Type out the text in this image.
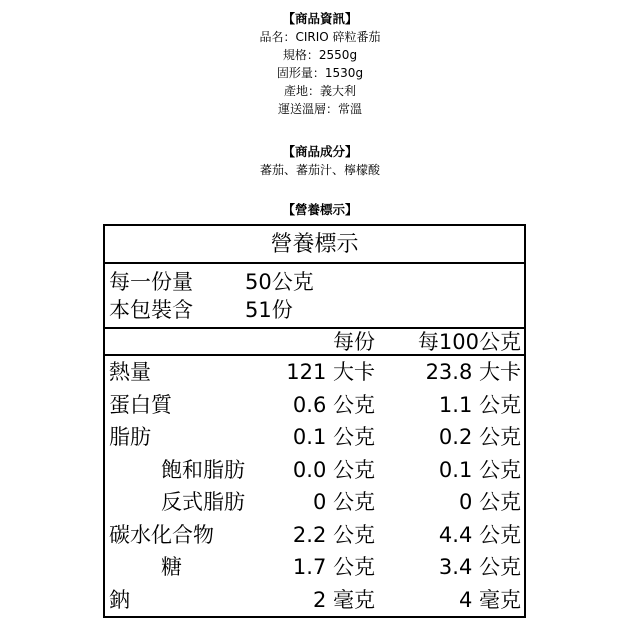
【商品資訊】
品名：CIRIO 碎粒番茄
規格：2550g
固形量：1530g
產地：義大利
運送溫層：常溫
【商品成分】
蕃茄、蕃茄汁、檸檬酸
【營養標示】
營養標示
每一份量 50公克
本包裝含 51份
每份 每100公克
熱量	121 大卡 23.8 大卡
蛋白質	0.6 公克	1.1 公克
脂肪	0.1 公克	0.2 公克
飽和脂肪 0.0 公克	0.1 公克
反式脂肪	0 公克	0 公克
碳水化合物	2.2 公克	4.4 公克
糖	1.7 公克	3.4 公克
鈉	2 毫克	4 毫克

+--

• _Goal_:
All of the lines above should be printed exactly, minus the pictures.

• _The completed task_:
Type out the text in this image.
【商品資訊】
品名：CIRIO 碎粒番茄
規格：2550g
固形量：1530g
產地：義大利
運送溫層：常溫
【商品成分】
蕃茄、蕃茄汁、檸檬酸
【營養標示】
營養標示
每一份量 50公克
本包裝含 51份
每份 每100公克
熱量	121 大卡 23.8 大卡
蛋白質	0.6 公克	1.1 公克
脂肪	0.1 公克	0.2 公克
飽和脂肪 0.0 公克	0.1 公克
反式脂肪	0 公克	0 公克
碳水化合物	2.2 公克	4.4 公克
糖	1.7 公克	3.4 公克
鈉	2 毫克	4 毫克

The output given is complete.